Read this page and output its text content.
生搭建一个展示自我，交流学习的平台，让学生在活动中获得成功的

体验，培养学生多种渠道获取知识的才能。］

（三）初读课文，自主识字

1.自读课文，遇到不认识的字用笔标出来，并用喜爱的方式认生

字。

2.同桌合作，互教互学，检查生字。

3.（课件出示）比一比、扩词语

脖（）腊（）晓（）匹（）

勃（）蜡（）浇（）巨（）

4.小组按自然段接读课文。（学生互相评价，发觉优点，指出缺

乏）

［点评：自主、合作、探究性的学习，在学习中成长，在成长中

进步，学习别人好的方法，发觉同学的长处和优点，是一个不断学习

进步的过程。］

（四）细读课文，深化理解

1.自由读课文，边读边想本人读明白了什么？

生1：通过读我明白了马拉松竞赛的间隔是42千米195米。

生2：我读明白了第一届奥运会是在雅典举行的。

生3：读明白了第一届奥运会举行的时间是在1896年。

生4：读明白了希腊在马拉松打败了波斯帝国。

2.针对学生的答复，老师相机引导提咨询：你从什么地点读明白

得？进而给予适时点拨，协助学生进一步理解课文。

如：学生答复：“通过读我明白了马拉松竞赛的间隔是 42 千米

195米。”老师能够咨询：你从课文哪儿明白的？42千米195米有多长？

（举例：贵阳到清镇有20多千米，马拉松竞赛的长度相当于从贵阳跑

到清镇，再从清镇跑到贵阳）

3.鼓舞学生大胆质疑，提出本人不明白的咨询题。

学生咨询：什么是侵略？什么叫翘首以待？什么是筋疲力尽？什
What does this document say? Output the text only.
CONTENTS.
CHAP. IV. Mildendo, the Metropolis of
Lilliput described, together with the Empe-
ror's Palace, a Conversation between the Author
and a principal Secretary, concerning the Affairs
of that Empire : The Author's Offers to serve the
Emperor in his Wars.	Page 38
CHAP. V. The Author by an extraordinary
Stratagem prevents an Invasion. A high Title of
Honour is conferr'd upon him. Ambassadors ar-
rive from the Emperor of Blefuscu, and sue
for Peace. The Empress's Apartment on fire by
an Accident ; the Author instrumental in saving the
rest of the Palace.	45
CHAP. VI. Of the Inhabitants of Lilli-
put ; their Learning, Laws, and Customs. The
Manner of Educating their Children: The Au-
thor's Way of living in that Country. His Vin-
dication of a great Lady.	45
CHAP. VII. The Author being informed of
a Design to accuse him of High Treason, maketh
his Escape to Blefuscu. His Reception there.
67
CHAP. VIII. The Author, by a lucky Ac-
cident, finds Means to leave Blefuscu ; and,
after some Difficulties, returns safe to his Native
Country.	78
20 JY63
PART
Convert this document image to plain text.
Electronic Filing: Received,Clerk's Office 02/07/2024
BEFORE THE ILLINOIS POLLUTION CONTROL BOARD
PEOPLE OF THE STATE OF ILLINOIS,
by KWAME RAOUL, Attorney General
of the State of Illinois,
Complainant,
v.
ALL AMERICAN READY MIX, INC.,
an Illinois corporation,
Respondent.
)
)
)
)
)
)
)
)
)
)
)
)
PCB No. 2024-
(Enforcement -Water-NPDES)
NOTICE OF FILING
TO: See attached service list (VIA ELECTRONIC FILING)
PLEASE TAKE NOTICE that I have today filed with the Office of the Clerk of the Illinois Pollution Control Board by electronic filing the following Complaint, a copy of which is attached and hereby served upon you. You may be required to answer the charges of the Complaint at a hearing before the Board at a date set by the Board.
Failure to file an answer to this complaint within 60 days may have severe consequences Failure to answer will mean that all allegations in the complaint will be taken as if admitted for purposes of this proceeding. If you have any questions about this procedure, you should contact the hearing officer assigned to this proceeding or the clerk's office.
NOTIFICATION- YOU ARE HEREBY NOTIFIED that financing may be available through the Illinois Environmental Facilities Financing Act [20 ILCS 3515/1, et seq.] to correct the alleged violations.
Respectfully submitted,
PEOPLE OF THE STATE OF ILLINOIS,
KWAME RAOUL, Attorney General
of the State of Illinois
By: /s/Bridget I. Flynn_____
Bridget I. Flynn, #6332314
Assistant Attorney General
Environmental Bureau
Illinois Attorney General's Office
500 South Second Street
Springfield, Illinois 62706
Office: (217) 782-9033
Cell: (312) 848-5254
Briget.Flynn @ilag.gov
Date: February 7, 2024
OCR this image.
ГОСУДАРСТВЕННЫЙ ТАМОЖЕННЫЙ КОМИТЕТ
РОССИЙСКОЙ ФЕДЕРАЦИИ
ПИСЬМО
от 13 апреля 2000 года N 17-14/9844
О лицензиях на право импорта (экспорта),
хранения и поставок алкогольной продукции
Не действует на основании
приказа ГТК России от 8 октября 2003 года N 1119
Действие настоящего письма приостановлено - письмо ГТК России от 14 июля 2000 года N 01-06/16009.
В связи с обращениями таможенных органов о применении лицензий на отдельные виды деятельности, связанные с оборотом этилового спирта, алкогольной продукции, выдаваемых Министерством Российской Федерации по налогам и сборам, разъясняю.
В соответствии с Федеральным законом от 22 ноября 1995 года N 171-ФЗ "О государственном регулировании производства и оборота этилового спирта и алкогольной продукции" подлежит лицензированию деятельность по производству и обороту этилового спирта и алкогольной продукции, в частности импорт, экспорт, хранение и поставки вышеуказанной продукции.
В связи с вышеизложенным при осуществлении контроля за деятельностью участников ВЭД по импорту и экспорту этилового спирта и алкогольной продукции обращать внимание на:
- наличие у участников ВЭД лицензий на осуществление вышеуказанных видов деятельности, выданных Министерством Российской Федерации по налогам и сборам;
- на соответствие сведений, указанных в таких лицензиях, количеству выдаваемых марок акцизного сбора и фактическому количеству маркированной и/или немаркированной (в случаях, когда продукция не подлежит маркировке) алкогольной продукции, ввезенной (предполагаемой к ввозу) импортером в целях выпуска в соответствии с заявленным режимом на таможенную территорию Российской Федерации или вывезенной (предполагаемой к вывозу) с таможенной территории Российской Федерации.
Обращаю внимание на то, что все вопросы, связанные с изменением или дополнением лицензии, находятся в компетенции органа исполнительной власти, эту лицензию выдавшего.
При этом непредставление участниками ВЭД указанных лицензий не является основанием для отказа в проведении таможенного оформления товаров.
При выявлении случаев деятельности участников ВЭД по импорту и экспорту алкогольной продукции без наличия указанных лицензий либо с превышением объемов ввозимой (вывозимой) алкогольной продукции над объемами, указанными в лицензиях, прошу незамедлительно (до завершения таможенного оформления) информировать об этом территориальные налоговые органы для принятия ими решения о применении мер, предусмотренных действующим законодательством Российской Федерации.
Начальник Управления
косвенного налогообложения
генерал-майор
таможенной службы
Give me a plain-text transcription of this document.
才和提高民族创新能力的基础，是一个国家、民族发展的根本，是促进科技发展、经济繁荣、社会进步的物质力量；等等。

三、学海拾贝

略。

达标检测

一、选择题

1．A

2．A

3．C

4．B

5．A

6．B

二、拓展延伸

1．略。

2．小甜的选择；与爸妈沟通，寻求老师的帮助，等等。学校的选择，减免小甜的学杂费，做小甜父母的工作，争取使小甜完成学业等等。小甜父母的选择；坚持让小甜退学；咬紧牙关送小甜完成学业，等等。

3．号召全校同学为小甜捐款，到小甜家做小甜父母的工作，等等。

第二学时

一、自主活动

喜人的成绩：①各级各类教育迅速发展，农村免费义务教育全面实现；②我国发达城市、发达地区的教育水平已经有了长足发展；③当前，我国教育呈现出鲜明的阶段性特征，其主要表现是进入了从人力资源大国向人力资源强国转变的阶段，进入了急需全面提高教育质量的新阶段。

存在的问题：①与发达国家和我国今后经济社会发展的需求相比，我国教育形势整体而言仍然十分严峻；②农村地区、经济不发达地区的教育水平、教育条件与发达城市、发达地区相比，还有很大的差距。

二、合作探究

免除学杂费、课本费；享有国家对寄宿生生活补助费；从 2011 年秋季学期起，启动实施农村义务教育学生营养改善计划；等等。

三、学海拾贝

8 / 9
::::::::::
-- Exercise instructions --
Your answer should be a single number: the count of lines in the listing that contain the word "Bridget".

-- Output below --
2